======== DATASET RECORDS ========

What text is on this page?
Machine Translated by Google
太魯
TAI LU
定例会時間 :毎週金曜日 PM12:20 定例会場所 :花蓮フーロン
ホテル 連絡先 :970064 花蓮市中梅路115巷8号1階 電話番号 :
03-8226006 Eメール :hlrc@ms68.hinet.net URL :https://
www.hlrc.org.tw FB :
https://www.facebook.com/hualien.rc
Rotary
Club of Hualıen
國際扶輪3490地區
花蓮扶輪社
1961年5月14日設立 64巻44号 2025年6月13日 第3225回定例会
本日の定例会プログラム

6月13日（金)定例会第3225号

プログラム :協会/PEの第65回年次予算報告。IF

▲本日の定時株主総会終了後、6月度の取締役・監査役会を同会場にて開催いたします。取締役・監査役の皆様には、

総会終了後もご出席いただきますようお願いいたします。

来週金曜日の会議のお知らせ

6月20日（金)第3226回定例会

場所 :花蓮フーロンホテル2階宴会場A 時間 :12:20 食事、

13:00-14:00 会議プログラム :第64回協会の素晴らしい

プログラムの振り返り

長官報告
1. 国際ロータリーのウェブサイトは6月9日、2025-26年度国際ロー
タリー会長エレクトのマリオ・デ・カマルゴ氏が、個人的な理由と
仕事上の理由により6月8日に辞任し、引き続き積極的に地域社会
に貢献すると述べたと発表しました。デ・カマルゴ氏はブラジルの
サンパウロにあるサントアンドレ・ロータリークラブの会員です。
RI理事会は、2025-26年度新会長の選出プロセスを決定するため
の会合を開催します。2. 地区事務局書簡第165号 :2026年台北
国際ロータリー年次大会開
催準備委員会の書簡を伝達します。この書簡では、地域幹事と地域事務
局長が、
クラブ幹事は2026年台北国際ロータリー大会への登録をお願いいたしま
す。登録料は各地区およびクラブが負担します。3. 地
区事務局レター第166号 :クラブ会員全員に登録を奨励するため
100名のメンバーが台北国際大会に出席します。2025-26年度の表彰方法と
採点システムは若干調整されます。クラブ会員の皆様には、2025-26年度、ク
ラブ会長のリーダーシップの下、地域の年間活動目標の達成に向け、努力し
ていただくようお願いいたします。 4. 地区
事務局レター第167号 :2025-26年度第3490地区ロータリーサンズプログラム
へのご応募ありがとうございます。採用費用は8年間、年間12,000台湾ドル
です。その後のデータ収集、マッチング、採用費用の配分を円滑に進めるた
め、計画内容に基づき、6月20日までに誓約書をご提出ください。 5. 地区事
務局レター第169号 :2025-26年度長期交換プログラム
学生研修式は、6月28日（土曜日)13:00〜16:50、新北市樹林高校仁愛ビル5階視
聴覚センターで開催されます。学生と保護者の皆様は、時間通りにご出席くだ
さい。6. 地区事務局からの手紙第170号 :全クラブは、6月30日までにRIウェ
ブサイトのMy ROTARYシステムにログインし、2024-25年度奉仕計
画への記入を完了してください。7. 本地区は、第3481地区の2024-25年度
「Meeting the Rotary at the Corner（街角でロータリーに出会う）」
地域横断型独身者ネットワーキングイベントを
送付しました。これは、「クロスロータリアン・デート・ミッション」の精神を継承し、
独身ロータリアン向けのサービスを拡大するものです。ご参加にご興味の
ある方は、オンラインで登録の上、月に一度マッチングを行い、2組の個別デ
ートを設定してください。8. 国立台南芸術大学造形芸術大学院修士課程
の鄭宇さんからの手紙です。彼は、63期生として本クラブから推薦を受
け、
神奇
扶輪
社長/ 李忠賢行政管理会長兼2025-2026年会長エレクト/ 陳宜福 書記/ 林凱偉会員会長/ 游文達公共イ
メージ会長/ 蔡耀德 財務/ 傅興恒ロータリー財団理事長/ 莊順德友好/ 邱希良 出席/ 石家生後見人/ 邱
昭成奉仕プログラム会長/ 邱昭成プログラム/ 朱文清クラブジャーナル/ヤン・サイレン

========

* EXERCISE
In the records, locate each line holding the string "https" and copy it.

* THE OUTPUT
03-8226006 Eメール :hlrc@ms68.hinet.net URL :https://
https://www.facebook.com/hualien.rc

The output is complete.